◆ **Exercise description**
Return every entry exactly as written.

◆ **Data supplied**
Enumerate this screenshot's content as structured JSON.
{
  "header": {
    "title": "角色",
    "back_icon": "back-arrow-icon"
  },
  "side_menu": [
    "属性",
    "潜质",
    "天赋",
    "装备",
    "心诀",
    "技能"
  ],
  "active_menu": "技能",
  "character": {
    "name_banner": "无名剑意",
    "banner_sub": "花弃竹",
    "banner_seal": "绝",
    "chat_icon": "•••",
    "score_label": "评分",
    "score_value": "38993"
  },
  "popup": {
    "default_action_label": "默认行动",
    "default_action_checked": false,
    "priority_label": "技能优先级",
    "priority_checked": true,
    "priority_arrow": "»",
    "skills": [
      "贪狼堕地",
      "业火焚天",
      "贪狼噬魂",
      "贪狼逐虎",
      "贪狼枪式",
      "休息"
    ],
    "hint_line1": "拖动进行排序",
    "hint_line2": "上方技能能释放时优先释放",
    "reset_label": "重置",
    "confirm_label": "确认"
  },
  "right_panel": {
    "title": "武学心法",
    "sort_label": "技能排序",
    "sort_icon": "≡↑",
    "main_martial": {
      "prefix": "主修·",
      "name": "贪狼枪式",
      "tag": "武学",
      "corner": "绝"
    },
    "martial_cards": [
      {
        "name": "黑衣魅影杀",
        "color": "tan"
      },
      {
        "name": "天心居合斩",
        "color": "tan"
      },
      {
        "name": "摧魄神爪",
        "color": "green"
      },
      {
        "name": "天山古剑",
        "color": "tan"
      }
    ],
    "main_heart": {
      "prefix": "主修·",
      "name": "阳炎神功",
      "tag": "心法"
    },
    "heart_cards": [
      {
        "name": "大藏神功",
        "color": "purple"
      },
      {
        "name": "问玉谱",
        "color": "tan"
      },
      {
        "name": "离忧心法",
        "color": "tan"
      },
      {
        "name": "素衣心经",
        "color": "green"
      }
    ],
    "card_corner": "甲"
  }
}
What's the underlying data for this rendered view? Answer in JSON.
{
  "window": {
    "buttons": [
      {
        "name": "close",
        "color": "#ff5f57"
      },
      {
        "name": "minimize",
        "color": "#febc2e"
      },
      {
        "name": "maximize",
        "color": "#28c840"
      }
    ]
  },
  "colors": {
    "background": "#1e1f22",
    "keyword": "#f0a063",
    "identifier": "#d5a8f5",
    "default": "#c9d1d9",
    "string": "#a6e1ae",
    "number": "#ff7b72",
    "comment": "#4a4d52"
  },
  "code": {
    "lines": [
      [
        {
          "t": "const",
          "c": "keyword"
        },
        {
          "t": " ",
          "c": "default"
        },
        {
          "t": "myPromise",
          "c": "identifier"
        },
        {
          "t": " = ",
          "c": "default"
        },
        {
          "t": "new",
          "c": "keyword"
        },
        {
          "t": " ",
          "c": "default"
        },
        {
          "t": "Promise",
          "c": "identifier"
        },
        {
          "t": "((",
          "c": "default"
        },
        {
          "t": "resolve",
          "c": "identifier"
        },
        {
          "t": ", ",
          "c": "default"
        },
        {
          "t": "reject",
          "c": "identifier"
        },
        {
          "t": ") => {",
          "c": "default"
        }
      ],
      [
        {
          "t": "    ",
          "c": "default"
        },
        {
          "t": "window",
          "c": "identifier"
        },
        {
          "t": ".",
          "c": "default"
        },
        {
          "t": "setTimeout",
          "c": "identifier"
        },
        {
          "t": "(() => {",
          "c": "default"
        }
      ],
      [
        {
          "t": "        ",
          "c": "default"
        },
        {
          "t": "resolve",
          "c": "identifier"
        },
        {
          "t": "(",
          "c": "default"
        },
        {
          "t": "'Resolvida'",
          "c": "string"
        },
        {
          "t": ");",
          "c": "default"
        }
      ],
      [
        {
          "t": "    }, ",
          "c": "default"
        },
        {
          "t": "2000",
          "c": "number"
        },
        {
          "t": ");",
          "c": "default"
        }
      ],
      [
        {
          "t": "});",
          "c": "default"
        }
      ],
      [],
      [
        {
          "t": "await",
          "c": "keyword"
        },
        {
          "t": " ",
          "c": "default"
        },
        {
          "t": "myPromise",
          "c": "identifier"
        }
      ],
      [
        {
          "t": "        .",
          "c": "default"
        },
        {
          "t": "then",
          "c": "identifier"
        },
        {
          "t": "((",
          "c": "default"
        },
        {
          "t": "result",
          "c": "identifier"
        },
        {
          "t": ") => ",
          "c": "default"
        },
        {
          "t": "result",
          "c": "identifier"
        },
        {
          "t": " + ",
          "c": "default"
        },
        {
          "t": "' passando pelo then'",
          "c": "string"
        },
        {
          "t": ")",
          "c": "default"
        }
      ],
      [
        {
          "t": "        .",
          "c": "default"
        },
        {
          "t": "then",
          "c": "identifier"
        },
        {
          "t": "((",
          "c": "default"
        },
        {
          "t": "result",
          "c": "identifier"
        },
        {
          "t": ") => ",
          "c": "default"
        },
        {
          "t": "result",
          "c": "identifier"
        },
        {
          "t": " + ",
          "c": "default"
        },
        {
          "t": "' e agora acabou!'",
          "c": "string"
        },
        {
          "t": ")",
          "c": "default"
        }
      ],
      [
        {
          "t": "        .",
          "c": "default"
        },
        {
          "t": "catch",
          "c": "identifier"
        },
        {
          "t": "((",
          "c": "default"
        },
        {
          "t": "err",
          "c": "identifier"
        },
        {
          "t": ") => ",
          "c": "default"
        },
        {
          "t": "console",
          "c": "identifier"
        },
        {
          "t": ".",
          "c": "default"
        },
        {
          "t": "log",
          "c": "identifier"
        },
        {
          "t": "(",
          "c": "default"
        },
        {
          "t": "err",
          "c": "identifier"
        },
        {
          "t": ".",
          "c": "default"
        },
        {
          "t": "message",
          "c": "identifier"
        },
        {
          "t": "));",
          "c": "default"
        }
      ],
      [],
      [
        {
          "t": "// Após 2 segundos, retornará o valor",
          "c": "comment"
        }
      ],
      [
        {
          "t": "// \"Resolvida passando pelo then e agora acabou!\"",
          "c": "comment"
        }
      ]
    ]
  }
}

◆ **Task output**
Enumerate this screenshot's content as structured JSON.
{
  "header": {
    "title": "角色",
    "back_icon": "back-arrow-icon"
  },
  "side_menu": [
    "属性",
    "潜质",
    "天赋",
    "装备",
    "心诀",
    "技能"
  ],
  "active_menu": "技能",
  "character": {
    "name_banner": "无名剑意",
    "banner_sub": "花弃竹",
    "banner_seal": "绝",
    "chat_icon": "•••",
    "score_label": "评分",
    "score_value": "38993"
  },
  "popup": {
    "default_action_label": "默认行动",
    "default_action_checked": false,
    "priority_label": "技能优先级",
    "priority_checked": true,
    "priority_arrow": "»",
    "skills": [
      "贪狼堕地",
      "业火焚天",
      "贪狼噬魂",
      "贪狼逐虎",
      "贪狼枪式",
      "休息"
    ],
    "hint_line1": "拖动进行排序",
    "hint_line2": "上方技能能释放时优先释放",
    "reset_label": "重置",
    "confirm_label": "确认"
  },
  "right_panel": {
    "title": "武学心法",
    "sort_label": "技能排序",
    "sort_icon": "≡↑",
    "main_martial": {
      "prefix": "主修·",
      "name": "贪狼枪式",
      "tag": "武学",
      "corner": "绝"
    },
    "martial_cards": [
      {
        "name": "黑衣魅影杀",
        "color": "tan"
      },
      {
        "name": "天心居合斩",
        "color": "tan"
      },
      {
        "name": "摧魄神爪",
        "color": "green"
      },
      {
        "name": "天山古剑",
        "color": "tan"
      }
    ],
    "main_heart": {
      "prefix": "主修·",
      "name": "阳炎神功",
      "tag": "心法"
    },
    "heart_cards": [
      {
        "name": "大藏神功",
        "color": "purple"
      },
      {
        "name": "问玉谱",
        "color": "tan"
      },
      {
        "name": "离忧心法",
        "color": "tan"
      },
      {
        "name": "素衣心经",
        "color": "green"
      }
    ],
    "card_corner": "甲"
  }
}
What's the underlying data for this rendered view? Answer in JSON.
{
  "window": {
    "buttons": [
      {
        "name": "close",
        "color": "#ff5f57"
      },
      {
        "name": "minimize",
        "color": "#febc2e"
      },
      {
        "name": "maximize",
        "color": "#28c840"
      }
    ]
  },
  "colors": {
    "background": "#1e1f22",
    "keyword": "#f0a063",
    "identifier": "#d5a8f5",
    "default": "#c9d1d9",
    "string": "#a6e1ae",
    "number": "#ff7b72",
    "comment": "#4a4d52"
  },
  "code": {
    "lines": [
      [
        {
          "t": "const",
          "c": "keyword"
        },
        {
          "t": " ",
          "c": "default"
        },
        {
          "t": "myPromise",
          "c": "identifier"
        },
        {
          "t": " = ",
          "c": "default"
        },
        {
          "t": "new",
          "c": "keyword"
        },
        {
          "t": " ",
          "c": "default"
        },
        {
          "t": "Promise",
          "c": "identifier"
        },
        {
          "t": "((",
          "c": "default"
        },
        {
          "t": "resolve",
          "c": "identifier"
        },
        {
          "t": ", ",
          "c": "default"
        },
        {
          "t": "reject",
          "c": "identifier"
        },
        {
          "t": ") => {",
          "c": "default"
        }
      ],
      [
        {
          "t": "    ",
          "c": "default"
        },
        {
          "t": "window",
          "c": "identifier"
        },
        {
          "t": ".",
          "c": "default"
        },
        {
          "t": "setTimeout",
          "c": "identifier"
        },
        {
          "t": "(() => {",
          "c": "default"
        }
      ],
      [
        {
          "t": "        ",
          "c": "default"
        },
        {
          "t": "resolve",
          "c": "identifier"
        },
        {
          "t": "(",
          "c": "default"
        },
        {
          "t": "'Resolvida'",
          "c": "string"
        },
        {
          "t": ");",
          "c": "default"
        }
      ],
      [
        {
          "t": "    }, ",
          "c": "default"
        },
        {
          "t": "2000",
          "c": "number"
        },
        {
          "t": ");",
          "c": "default"
        }
      ],
      [
        {
          "t": "});",
          "c": "default"
        }
      ],
      [],
      [
        {
          "t": "await",
          "c": "keyword"
        },
        {
          "t": " ",
          "c": "default"
        },
        {
          "t": "myPromise",
          "c": "identifier"
        }
      ],
      [
        {
          "t": "        .",
          "c": "default"
        },
        {
          "t": "then",
          "c": "identifier"
        },
        {
          "t": "((",
          "c": "default"
        },
        {
          "t": "result",
          "c": "identifier"
        },
        {
          "t": ") => ",
          "c": "default"
        },
        {
          "t": "result",
          "c": "identifier"
        },
        {
          "t": " + ",
          "c": "default"
        },
        {
          "t": "' passando pelo then'",
          "c": "string"
        },
        {
          "t": ")",
          "c": "default"
        }
      ],
      [
        {
          "t": "        .",
          "c": "default"
        },
        {
          "t": "then",
          "c": "identifier"
        },
        {
          "t": "((",
          "c": "default"
        },
        {
          "t": "result",
          "c": "identifier"
        },
        {
          "t": ") => ",
          "c": "default"
        },
        {
          "t": "result",
          "c": "identifier"
        },
        {
          "t": " + ",
          "c": "default"
        },
        {
          "t": "' e agora acabou!'",
          "c": "string"
        },
        {
          "t": ")",
          "c": "default"
        }
      ],
      [
        {
          "t": "        .",
          "c": "default"
        },
        {
          "t": "catch",
          "c": "identifier"
        },
        {
          "t": "((",
          "c": "default"
        },
        {
          "t": "err",
          "c": "identifier"
        },
        {
          "t": ") => ",
          "c": "default"
        },
        {
          "t": "console",
          "c": "identifier"
        },
        {
          "t": ".",
          "c": "default"
        },
        {
          "t": "log",
          "c": "identifier"
        },
        {
          "t": "(",
          "c": "default"
        },
        {
          "t": "err",
          "c": "identifier"
        },
        {
          "t": ".",
          "c": "default"
        },
        {
          "t": "message",
          "c": "identifier"
        },
        {
          "t": "));",
          "c": "default"
        }
      ],
      [],
      [
        {
          "t": "// Após 2 segundos, retornará o valor",
          "c": "comment"
        }
      ],
      [
        {
          "t": "// \"Resolvida passando pelo then e agora acabou!\"",
          "c": "comment"
        }
      ]
    ]
  }
}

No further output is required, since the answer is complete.